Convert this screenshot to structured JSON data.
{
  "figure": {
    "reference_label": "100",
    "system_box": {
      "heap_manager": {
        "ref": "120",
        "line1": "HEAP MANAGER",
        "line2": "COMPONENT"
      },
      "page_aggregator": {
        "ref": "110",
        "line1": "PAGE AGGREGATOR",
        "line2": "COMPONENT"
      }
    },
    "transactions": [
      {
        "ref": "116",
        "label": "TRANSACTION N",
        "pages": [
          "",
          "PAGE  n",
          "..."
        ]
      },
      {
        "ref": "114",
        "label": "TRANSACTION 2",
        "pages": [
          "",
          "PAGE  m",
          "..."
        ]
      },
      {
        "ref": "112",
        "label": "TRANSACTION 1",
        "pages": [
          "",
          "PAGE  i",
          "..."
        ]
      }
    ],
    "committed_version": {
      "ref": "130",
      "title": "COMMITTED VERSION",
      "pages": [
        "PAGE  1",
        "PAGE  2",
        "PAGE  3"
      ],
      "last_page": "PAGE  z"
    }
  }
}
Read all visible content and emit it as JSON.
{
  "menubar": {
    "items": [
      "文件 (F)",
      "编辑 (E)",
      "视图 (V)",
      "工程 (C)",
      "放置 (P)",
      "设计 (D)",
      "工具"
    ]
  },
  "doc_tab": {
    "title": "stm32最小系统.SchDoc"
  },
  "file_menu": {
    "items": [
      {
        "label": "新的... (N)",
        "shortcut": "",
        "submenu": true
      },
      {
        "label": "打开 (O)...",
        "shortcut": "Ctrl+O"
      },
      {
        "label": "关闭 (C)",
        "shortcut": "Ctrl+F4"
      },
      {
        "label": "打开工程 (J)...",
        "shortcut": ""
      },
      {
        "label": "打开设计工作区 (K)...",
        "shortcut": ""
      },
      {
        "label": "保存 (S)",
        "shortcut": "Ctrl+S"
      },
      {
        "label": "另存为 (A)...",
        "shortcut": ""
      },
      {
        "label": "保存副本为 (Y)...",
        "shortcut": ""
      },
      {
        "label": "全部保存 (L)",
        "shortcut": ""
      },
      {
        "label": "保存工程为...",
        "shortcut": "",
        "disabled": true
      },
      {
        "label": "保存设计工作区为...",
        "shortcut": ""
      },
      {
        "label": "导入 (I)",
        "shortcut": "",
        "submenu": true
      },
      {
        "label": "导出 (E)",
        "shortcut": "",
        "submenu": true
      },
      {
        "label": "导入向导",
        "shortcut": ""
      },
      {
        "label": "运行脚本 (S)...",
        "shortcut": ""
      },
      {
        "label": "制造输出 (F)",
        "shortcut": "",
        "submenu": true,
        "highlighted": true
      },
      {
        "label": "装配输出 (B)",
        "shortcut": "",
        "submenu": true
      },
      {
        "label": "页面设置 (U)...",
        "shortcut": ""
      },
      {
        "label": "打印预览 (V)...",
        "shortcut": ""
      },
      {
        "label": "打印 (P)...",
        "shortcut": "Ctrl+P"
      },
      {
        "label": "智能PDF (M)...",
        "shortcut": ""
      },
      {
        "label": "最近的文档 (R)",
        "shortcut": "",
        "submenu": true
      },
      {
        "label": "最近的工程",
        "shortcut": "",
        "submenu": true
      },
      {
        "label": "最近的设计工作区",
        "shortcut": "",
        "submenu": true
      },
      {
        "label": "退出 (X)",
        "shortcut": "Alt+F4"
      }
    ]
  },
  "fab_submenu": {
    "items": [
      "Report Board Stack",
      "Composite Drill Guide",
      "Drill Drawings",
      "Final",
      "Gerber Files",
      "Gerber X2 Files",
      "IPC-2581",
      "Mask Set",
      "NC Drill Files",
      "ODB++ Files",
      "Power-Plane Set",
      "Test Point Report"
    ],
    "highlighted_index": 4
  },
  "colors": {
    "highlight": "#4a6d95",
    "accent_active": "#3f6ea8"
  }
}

_____

* **Written task**
Search the listing for the word "Ctrl" and return each line that holds it.

* **Answer to the task**
        "shortcut": "Ctrl+O"
        "shortcut": "Ctrl+F4"
        "shortcut": "Ctrl+S"
        "shortcut": "Ctrl+P"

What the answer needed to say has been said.